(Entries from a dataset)
»»

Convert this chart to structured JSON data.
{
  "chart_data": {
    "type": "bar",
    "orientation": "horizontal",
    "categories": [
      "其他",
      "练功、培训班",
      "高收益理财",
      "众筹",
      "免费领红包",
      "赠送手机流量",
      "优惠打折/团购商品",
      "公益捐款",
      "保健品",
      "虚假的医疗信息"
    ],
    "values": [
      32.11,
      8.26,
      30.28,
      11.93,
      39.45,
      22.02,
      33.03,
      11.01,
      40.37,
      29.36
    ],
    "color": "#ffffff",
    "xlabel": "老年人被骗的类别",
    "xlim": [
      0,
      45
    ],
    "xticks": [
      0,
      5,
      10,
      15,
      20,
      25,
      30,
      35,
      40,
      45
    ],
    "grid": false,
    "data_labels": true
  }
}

««
»»

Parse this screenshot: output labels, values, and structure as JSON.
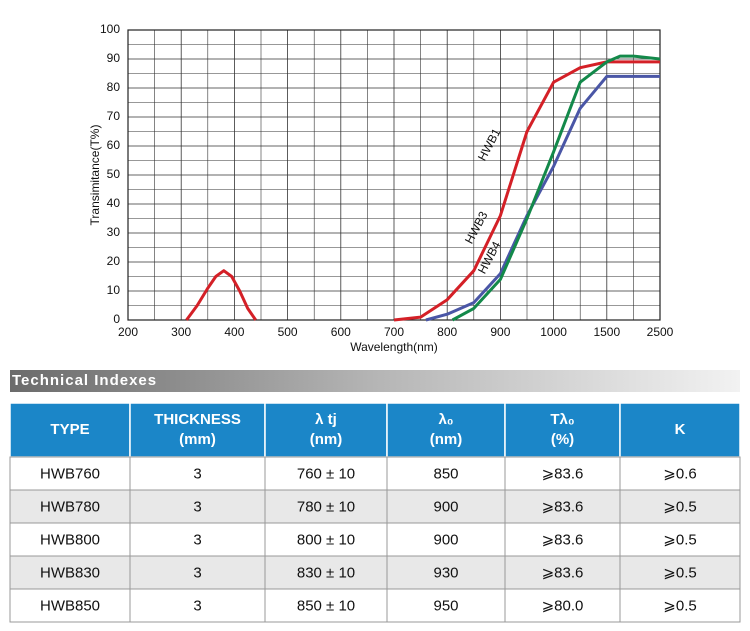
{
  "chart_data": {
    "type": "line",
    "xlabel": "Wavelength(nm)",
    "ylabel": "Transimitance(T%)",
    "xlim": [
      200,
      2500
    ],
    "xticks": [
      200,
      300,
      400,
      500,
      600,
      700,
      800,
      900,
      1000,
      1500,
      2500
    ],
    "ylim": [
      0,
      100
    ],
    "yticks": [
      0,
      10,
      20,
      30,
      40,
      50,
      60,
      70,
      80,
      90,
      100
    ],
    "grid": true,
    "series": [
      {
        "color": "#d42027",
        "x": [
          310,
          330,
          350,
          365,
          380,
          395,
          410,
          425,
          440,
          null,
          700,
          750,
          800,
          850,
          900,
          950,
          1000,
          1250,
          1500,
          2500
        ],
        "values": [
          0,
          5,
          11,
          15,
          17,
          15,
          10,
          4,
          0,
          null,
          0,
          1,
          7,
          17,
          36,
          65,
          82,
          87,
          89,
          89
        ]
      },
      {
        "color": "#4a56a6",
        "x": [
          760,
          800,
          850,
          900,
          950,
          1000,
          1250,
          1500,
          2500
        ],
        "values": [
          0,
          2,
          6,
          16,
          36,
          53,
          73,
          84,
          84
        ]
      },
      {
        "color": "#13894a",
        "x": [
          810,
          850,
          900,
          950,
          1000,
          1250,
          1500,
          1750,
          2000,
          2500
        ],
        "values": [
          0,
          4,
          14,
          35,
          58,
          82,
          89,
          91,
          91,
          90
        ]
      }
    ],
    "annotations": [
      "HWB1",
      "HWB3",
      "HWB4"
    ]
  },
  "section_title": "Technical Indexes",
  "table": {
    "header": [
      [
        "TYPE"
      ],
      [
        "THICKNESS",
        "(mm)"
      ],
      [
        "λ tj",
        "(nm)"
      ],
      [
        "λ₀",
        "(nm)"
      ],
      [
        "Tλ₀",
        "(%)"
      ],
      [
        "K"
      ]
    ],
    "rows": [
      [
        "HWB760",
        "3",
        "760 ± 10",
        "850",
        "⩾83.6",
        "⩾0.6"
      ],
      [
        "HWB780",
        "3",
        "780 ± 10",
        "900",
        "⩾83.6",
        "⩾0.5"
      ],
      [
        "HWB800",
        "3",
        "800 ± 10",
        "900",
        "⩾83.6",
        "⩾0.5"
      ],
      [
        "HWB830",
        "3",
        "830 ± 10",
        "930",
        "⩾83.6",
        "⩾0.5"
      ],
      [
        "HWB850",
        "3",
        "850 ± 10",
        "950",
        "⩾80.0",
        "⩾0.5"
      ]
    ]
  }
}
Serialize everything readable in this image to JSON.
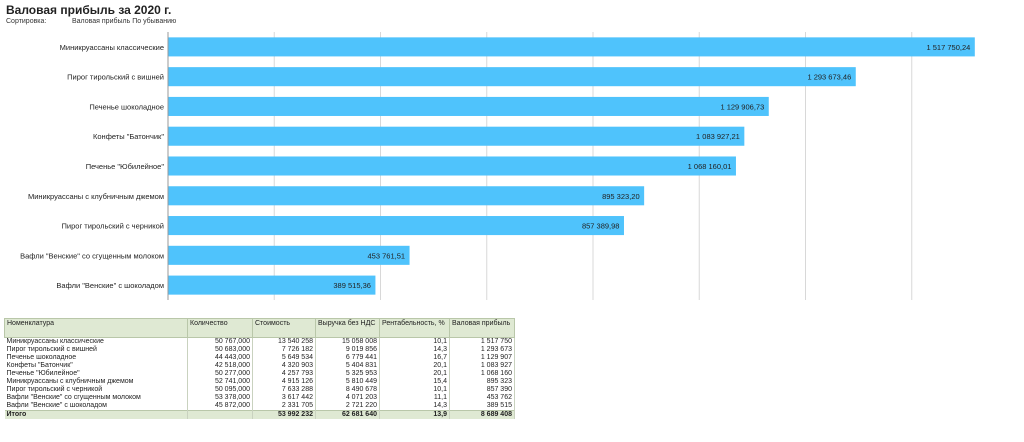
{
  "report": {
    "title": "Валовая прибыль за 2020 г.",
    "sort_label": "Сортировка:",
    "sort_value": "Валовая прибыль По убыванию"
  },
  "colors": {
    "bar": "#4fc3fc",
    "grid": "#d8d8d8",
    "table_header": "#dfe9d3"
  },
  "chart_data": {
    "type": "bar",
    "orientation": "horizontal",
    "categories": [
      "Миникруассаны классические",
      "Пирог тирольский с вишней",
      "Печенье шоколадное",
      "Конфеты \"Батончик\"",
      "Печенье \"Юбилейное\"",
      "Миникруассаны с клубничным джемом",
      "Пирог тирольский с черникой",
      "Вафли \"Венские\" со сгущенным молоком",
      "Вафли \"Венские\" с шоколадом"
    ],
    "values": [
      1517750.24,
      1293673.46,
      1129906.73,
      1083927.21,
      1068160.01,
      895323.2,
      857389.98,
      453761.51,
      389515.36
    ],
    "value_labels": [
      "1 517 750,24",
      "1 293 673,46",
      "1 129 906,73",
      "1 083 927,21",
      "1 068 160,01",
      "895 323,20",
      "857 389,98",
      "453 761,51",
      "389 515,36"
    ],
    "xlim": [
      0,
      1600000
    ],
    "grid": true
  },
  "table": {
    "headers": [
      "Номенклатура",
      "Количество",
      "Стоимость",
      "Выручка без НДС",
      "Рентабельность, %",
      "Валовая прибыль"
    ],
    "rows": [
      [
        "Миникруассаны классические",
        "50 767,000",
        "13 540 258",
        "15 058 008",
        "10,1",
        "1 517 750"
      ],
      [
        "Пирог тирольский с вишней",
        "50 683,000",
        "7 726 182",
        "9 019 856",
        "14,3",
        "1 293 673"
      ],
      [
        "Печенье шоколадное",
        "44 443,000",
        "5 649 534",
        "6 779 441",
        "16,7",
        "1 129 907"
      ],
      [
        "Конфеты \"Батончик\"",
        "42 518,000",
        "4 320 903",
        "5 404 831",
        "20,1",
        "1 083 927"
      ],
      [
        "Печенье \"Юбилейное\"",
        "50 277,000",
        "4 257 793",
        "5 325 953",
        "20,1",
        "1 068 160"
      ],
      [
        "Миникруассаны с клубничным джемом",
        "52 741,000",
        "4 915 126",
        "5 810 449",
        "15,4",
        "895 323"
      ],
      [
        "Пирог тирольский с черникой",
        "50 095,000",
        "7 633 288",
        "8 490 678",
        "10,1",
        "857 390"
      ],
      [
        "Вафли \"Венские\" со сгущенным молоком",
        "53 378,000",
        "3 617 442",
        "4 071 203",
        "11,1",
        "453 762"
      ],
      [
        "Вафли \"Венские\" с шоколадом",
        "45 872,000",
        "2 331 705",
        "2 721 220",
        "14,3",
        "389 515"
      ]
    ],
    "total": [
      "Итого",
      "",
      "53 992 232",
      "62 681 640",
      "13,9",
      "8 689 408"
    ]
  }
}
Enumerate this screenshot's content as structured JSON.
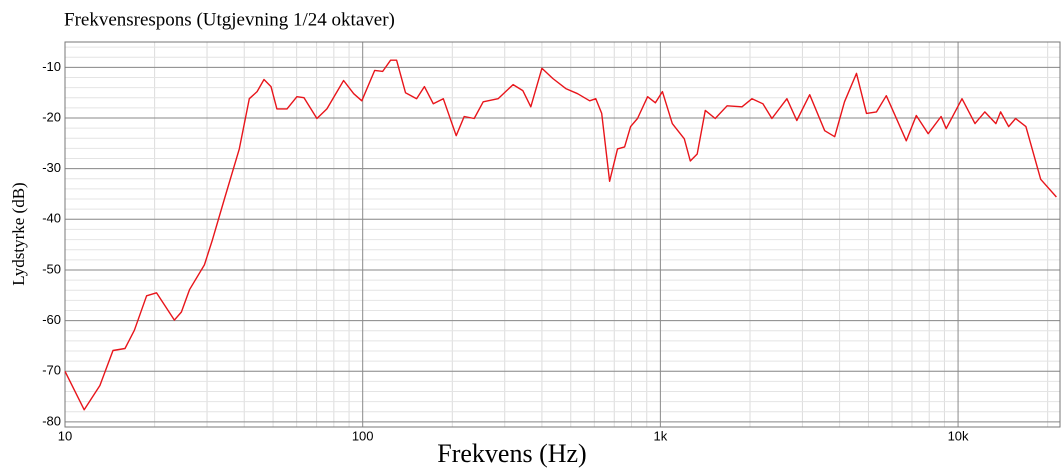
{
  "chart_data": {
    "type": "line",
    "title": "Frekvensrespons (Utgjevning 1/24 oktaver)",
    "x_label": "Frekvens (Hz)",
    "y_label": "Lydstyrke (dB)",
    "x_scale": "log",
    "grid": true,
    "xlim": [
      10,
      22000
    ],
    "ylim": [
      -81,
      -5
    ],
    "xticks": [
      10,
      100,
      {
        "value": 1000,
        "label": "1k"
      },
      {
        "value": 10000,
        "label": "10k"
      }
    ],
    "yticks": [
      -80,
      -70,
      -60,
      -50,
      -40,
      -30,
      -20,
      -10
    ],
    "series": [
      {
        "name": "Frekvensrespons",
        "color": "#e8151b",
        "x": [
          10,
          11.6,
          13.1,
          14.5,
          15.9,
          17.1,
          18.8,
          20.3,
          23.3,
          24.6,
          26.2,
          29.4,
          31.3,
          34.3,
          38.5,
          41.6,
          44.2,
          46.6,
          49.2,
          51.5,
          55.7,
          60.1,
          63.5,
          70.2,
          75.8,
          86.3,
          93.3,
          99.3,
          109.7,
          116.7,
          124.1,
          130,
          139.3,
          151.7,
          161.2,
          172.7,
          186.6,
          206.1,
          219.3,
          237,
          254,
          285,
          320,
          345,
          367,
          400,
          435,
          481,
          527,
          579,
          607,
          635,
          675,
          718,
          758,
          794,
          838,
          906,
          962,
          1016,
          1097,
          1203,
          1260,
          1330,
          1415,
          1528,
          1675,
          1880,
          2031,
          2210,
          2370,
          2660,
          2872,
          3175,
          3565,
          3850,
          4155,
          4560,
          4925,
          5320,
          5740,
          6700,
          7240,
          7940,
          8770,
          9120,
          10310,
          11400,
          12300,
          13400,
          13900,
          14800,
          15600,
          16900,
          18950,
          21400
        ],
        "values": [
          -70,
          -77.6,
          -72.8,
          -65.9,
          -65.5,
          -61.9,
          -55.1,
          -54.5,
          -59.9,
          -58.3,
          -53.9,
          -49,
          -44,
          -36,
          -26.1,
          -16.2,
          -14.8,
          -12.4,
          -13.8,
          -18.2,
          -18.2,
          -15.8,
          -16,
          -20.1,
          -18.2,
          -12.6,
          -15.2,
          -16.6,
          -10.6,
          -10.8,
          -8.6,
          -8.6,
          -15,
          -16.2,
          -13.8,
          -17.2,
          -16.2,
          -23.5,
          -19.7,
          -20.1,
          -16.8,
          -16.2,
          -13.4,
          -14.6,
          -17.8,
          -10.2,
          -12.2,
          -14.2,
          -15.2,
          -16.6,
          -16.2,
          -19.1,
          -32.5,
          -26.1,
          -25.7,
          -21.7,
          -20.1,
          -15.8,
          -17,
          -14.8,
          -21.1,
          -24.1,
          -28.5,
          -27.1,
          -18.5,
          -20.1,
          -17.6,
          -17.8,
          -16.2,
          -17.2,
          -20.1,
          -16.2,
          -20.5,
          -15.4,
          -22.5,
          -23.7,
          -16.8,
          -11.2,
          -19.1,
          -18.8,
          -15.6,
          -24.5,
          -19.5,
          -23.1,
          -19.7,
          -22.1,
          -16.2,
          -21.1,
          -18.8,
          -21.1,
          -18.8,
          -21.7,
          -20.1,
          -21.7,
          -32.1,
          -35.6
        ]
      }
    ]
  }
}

««

# Challenge
Which lines hold the word "Вафли"? Show each one.

# In response
      "Вафли \"Венские\" со сгущенным молоком",
      "Вафли \"Венские\" с шоколадом"
        "Вафли \"Венские\" со сгущенным молоком",
        "Вафли \"Венские\" с шоколадом",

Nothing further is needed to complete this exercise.